*Goal of the exercise*: Copy every entry word for word. Skip the pictures.

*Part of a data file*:
**********
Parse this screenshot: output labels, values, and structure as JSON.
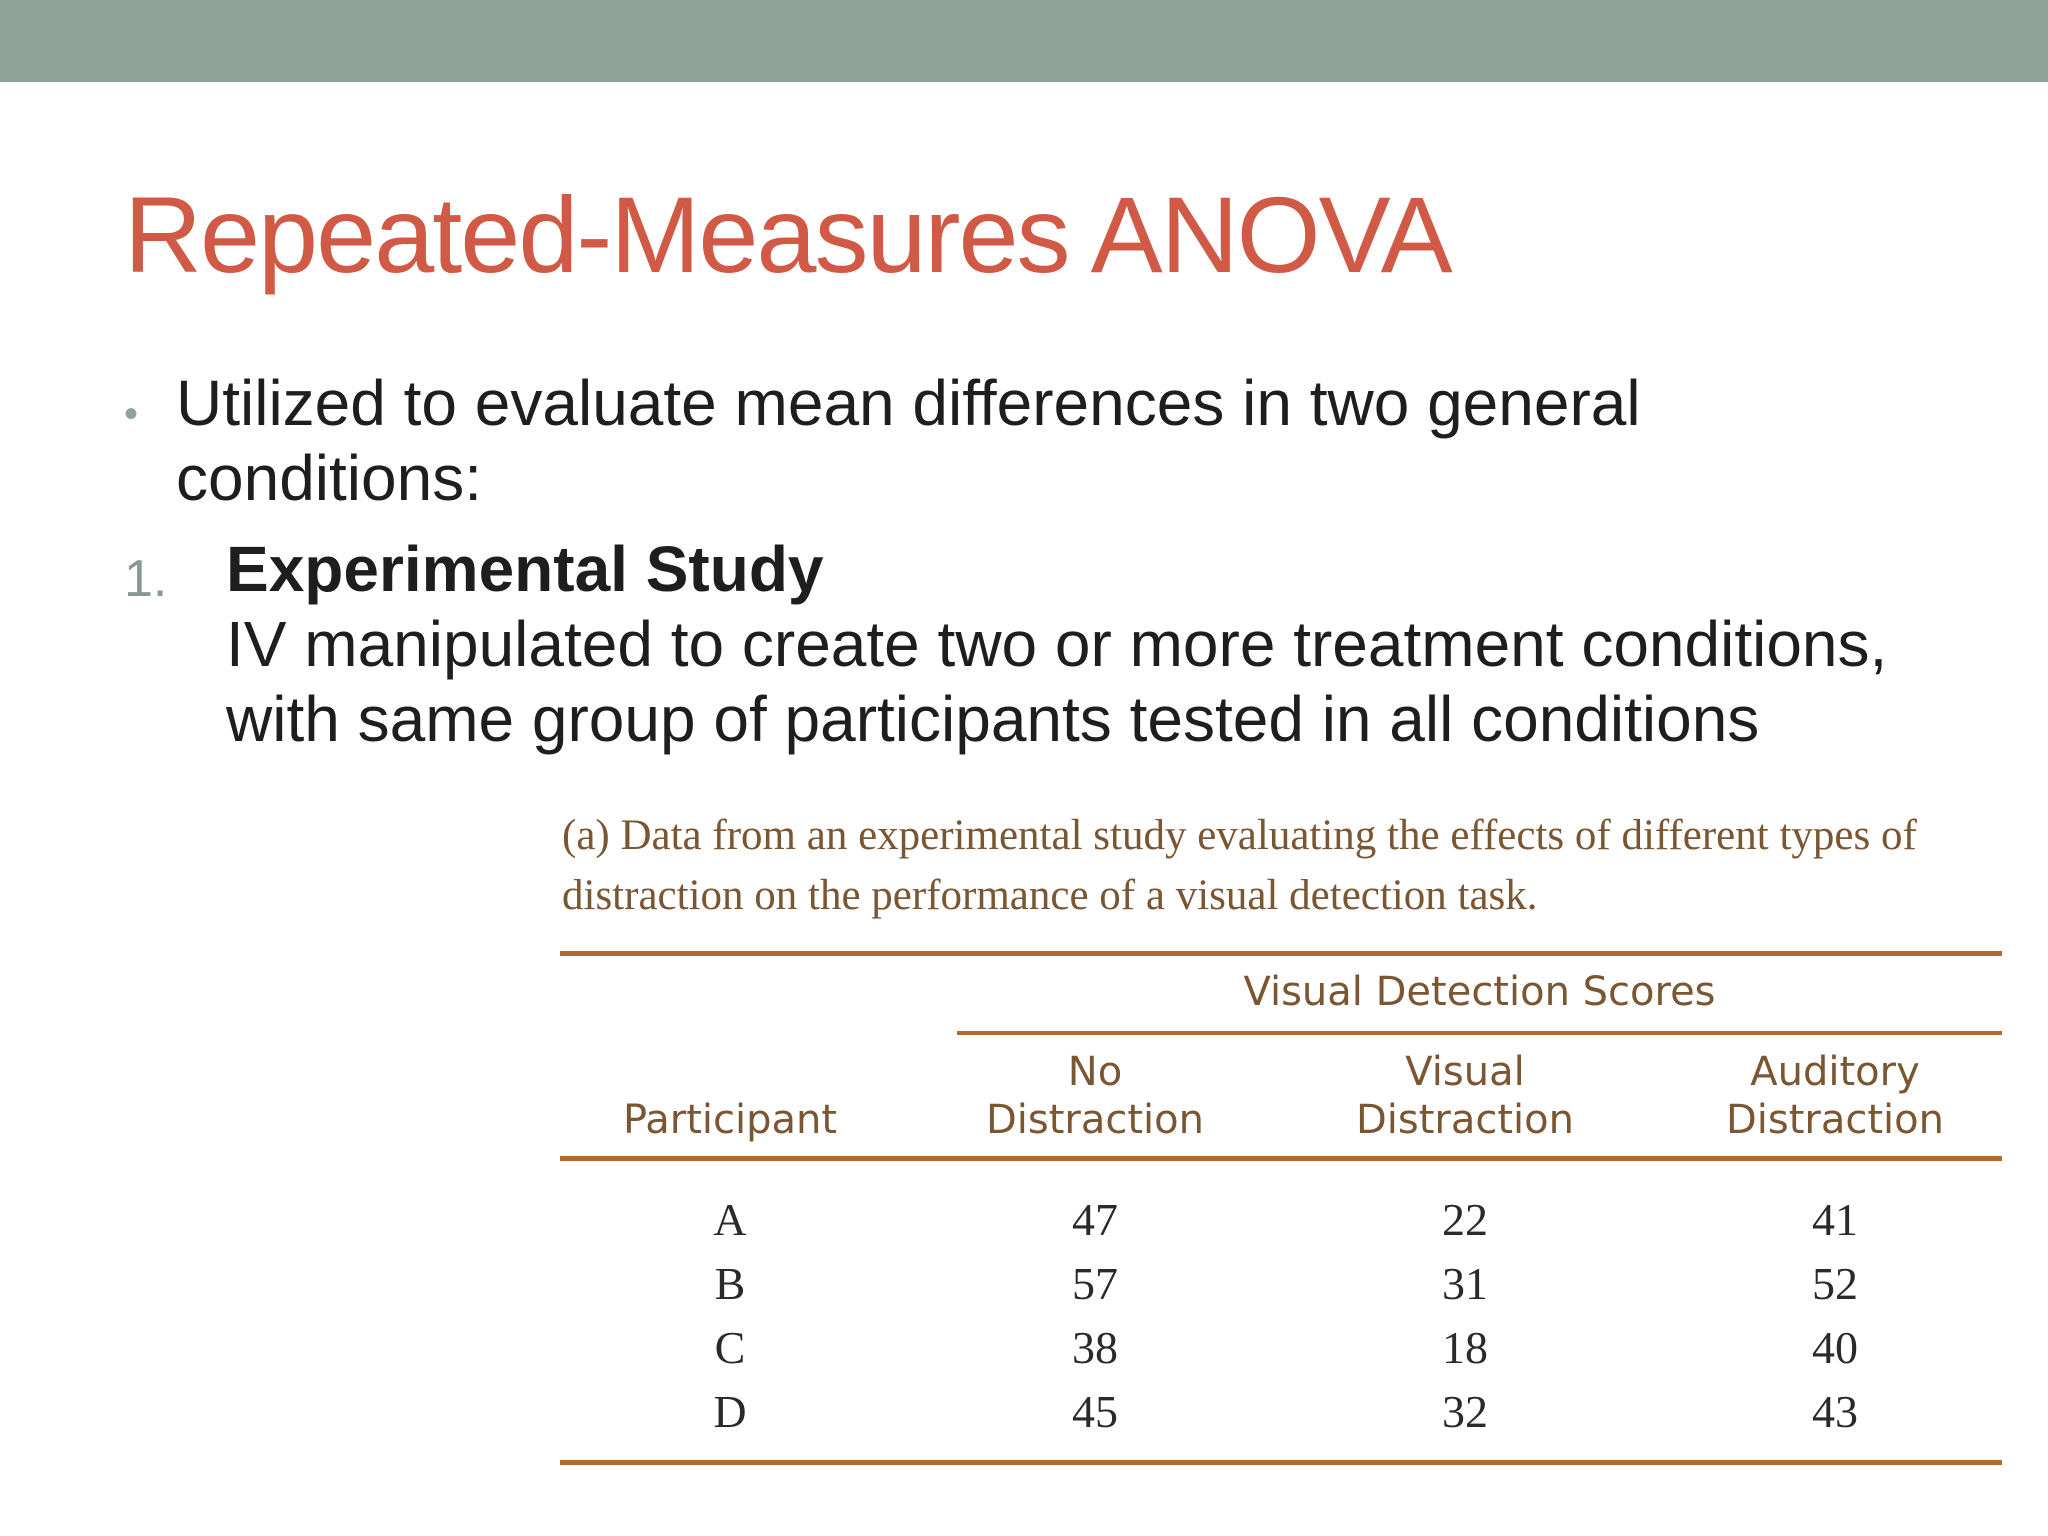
{
  "slide": {
    "title": "Repeated-Measures ANOVA",
    "bullet": "Utilized to evaluate mean differences in two general conditions:",
    "numbered_item": {
      "marker": "1.",
      "heading": "Experimental Study",
      "body": "IV manipulated to create two or more treatment conditions, with same group of participants tested in all conditions"
    }
  },
  "table": {
    "caption": "(a) Data from an experimental study evaluating the effects of different types of distraction on the performance of a visual detection task.",
    "group_header": "Visual Detection Scores",
    "columns": [
      {
        "line1": "",
        "line2": "Participant"
      },
      {
        "line1": "No",
        "line2": "Distraction"
      },
      {
        "line1": "Visual",
        "line2": "Distraction"
      },
      {
        "line1": "Auditory",
        "line2": "Distraction"
      }
    ],
    "rows": [
      [
        "A",
        "47",
        "22",
        "41"
      ],
      [
        "B",
        "57",
        "31",
        "52"
      ],
      [
        "C",
        "38",
        "18",
        "40"
      ],
      [
        "D",
        "45",
        "32",
        "43"
      ]
    ]
  },
  "colors": {
    "top_bar": "#8fa39a",
    "title": "#d05a45",
    "table_rule": "#b06a32",
    "table_text": "#7a5632"
  }
}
**********
*Finished exercise*:
Parse this screenshot: output labels, values, and structure as JSON.
{
  "slide": {
    "title": "Repeated-Measures ANOVA",
    "bullet": "Utilized to evaluate mean differences in two general conditions:",
    "numbered_item": {
      "marker": "1.",
      "heading": "Experimental Study",
      "body": "IV manipulated to create two or more treatment conditions, with same group of participants tested in all conditions"
    }
  },
  "table": {
    "caption": "(a) Data from an experimental study evaluating the effects of different types of distraction on the performance of a visual detection task.",
    "group_header": "Visual Detection Scores",
    "columns": [
      {
        "line1": "",
        "line2": "Participant"
      },
      {
        "line1": "No",
        "line2": "Distraction"
      },
      {
        "line1": "Visual",
        "line2": "Distraction"
      },
      {
        "line1": "Auditory",
        "line2": "Distraction"
      }
    ],
    "rows": [
      [
        "A",
        "47",
        "22",
        "41"
      ],
      [
        "B",
        "57",
        "31",
        "52"
      ],
      [
        "C",
        "38",
        "18",
        "40"
      ],
      [
        "D",
        "45",
        "32",
        "43"
      ]
    ]
  },
  "colors": {
    "top_bar": "#8fa39a",
    "title": "#d05a45",
    "table_rule": "#b06a32",
    "table_text": "#7a5632"
  }
}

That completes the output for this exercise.